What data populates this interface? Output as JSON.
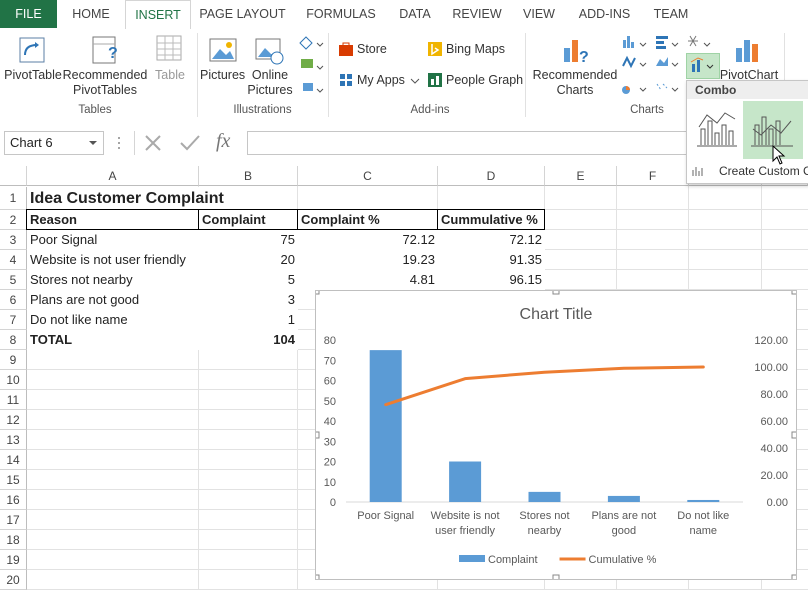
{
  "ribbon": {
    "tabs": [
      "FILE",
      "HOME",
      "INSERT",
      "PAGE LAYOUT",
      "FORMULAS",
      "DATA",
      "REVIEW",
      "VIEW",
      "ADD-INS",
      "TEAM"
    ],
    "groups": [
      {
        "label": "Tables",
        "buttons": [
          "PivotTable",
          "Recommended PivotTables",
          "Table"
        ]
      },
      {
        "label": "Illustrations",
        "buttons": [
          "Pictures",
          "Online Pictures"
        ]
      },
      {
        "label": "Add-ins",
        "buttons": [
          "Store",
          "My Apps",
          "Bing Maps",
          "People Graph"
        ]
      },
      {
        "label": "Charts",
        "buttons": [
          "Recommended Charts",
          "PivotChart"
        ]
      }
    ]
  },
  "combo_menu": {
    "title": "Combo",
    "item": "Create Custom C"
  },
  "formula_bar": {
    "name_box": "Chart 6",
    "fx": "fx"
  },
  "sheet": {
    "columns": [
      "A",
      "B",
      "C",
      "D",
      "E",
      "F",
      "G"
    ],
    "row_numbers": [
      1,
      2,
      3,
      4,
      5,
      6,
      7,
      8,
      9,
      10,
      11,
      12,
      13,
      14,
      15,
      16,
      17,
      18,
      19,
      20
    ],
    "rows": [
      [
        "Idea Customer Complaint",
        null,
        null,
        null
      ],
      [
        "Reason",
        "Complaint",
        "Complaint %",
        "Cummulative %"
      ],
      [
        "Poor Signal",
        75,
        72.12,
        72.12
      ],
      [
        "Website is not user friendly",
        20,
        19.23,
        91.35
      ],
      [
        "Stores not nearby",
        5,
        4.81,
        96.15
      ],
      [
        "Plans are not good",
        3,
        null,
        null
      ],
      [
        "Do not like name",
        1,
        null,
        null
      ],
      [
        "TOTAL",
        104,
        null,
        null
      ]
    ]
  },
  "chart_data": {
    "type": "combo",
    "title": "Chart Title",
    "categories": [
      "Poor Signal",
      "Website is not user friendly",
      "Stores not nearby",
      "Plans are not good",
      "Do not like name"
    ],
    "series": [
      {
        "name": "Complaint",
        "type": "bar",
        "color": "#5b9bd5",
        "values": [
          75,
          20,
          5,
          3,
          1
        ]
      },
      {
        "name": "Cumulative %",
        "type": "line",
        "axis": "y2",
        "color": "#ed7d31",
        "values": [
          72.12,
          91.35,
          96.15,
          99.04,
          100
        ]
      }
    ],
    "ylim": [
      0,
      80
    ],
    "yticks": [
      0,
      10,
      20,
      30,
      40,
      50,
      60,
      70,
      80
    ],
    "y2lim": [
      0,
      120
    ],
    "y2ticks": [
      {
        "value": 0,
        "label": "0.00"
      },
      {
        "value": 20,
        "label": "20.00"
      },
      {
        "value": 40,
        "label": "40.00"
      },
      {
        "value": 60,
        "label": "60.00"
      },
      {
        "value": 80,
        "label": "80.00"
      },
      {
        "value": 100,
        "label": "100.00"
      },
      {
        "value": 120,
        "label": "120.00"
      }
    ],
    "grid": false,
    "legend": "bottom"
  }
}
==
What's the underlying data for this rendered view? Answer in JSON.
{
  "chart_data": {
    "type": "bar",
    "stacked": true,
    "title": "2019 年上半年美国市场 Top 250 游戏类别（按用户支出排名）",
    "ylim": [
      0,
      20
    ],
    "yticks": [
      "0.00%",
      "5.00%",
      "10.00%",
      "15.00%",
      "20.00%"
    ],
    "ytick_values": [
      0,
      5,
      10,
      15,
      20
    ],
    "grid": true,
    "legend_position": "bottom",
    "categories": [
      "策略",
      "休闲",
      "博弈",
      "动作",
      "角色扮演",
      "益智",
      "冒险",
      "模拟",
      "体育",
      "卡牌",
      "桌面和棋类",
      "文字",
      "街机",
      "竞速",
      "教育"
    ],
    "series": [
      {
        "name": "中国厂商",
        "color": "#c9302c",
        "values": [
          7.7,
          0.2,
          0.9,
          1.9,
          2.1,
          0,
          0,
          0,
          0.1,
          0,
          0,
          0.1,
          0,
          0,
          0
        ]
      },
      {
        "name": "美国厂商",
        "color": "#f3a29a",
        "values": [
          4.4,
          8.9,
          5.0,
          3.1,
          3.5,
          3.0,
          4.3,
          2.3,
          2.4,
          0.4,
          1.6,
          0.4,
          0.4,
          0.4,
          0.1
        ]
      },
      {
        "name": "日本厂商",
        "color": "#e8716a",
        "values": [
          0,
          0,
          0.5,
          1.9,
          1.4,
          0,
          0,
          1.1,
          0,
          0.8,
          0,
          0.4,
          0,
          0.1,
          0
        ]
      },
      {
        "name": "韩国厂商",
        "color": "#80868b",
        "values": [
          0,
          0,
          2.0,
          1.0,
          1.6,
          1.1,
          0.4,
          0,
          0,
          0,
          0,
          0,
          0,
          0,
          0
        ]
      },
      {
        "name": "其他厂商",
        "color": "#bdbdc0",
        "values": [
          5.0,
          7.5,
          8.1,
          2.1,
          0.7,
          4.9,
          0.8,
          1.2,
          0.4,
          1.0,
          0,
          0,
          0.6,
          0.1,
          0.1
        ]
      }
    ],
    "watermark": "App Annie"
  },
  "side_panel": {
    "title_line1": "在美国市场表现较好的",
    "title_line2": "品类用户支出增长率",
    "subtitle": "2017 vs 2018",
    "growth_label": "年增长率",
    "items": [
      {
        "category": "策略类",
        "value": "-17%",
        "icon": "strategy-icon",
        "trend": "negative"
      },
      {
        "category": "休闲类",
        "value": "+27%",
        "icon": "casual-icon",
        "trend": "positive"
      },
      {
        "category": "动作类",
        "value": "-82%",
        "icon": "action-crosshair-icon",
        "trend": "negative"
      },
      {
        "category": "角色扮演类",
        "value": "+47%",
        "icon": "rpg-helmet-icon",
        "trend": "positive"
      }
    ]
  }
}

*Problem to work on*: Pull out each line of the entries that contains "category".

*Exercise result*:
        "category": "策略类",
        "category": "休闲类",
        "category": "动作类",
        "category": "角色扮演类",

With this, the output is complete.